WHAT YOU HAVE TO DO: Search the data for the word "선교사들은". Reproduce every line where it is found.

RECORDS FOR PROCESSING:

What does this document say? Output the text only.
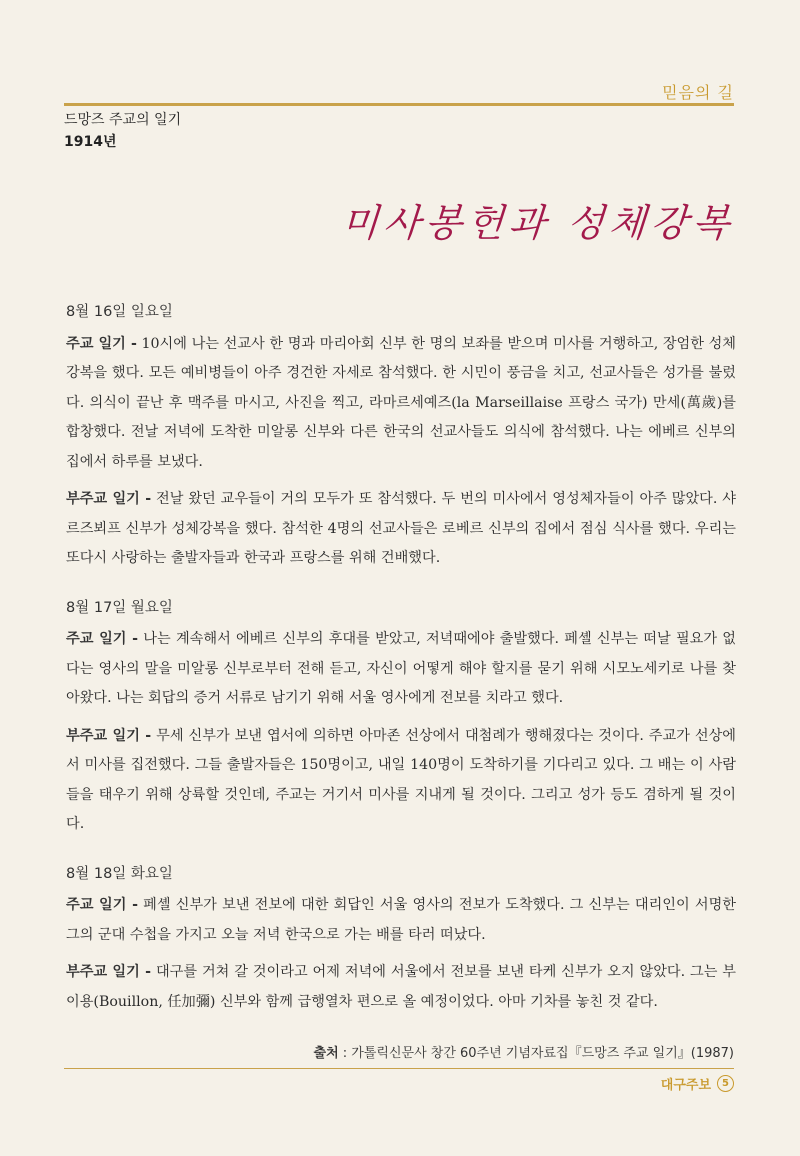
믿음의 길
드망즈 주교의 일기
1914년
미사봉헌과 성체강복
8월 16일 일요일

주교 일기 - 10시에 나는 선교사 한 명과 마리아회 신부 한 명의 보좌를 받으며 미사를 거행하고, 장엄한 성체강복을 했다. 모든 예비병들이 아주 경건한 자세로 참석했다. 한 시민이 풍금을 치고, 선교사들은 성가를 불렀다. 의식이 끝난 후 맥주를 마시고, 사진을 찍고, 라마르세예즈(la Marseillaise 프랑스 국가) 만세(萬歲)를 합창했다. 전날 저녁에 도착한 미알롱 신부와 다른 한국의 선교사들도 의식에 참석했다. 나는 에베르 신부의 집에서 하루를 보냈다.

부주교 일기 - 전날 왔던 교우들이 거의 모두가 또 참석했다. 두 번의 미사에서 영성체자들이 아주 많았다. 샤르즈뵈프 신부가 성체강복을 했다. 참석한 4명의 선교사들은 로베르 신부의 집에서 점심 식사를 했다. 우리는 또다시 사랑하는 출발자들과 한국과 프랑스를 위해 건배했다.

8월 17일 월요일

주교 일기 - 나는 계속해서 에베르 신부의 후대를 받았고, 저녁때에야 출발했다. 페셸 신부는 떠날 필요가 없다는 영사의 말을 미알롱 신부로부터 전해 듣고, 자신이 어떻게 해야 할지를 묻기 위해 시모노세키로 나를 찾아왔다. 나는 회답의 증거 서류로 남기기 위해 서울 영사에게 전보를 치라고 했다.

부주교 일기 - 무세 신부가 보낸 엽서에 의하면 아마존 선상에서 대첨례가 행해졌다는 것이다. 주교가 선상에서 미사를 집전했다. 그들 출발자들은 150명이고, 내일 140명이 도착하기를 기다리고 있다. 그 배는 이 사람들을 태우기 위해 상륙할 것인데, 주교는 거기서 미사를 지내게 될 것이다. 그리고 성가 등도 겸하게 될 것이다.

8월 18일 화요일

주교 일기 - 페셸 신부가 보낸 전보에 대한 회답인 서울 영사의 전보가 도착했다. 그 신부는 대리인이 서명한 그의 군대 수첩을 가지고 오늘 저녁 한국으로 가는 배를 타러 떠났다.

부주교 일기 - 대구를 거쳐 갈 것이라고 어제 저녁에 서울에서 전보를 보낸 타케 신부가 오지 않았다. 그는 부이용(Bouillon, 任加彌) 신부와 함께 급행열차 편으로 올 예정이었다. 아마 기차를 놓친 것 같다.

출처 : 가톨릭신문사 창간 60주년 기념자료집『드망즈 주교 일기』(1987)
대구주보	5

CORRECT RESULT:
주교 일기 - 10시에 나는 선교사 한 명과 마리아회 신부 한 명의 보좌를 받으며 미사를 거행하고, 장엄한 성체강복을 했다. 모든 예비병들이 아주 경건한 자세로 참석했다. 한 시민이 풍금을 치고, 선교사들은 성가를 불렀다. 의식이 끝난 후 맥주를 마시고, 사진을 찍고, 라마르세예즈(la Marseillaise 프랑스 국가) 만세(萬歲)를 합창했다. 전날 저녁에 도착한 미알롱 신부와 다른 한국의 선교사들도 의식에 참석했다. 나는 에베르 신부의 집에서 하루를 보냈다.
부주교 일기 - 전날 왔던 교우들이 거의 모두가 또 참석했다. 두 번의 미사에서 영성체자들이 아주 많았다. 샤르즈뵈프 신부가 성체강복을 했다. 참석한 4명의 선교사들은 로베르 신부의 집에서 점심 식사를 했다. 우리는 또다시 사랑하는 출발자들과 한국과 프랑스를 위해 건배했다.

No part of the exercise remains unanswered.